» Your instructions: Retype the whole listing below, character for character.

» Given records:
++++++++++
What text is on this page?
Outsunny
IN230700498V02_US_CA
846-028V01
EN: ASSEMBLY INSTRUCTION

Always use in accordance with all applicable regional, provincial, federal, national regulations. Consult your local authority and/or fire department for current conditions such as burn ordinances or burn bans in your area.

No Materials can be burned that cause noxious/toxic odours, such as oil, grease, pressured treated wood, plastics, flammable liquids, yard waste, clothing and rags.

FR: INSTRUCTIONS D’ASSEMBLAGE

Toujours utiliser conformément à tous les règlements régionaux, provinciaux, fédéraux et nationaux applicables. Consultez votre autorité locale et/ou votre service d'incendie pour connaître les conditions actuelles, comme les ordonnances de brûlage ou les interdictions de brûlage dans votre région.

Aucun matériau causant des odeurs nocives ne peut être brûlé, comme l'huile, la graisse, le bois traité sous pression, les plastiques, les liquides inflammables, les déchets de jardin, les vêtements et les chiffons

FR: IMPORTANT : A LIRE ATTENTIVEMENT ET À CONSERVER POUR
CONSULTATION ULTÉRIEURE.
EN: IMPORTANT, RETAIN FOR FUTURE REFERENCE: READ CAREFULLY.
++++++++++
» Expected answer:
What text is on this page?
Outsunny
IN230700498V02_US_CA
846-028V01
EN: ASSEMBLY INSTRUCTION

Always use in accordance with all applicable regional, provincial, federal, national regulations. Consult your local authority and/or fire department for current conditions such as burn ordinances or burn bans in your area.

No Materials can be burned that cause noxious/toxic odours, such as oil, grease, pressured treated wood, plastics, flammable liquids, yard waste, clothing and rags.

FR: INSTRUCTIONS D’ASSEMBLAGE

Toujours utiliser conformément à tous les règlements régionaux, provinciaux, fédéraux et nationaux applicables. Consultez votre autorité locale et/ou votre service d'incendie pour connaître les conditions actuelles, comme les ordonnances de brûlage ou les interdictions de brûlage dans votre région.

Aucun matériau causant des odeurs nocives ne peut être brûlé, comme l'huile, la graisse, le bois traité sous pression, les plastiques, les liquides inflammables, les déchets de jardin, les vêtements et les chiffons

FR: IMPORTANT : A LIRE ATTENTIVEMENT ET À CONSERVER POUR
CONSULTATION ULTÉRIEURE.
EN: IMPORTANT, RETAIN FOR FUTURE REFERENCE: READ CAREFULLY.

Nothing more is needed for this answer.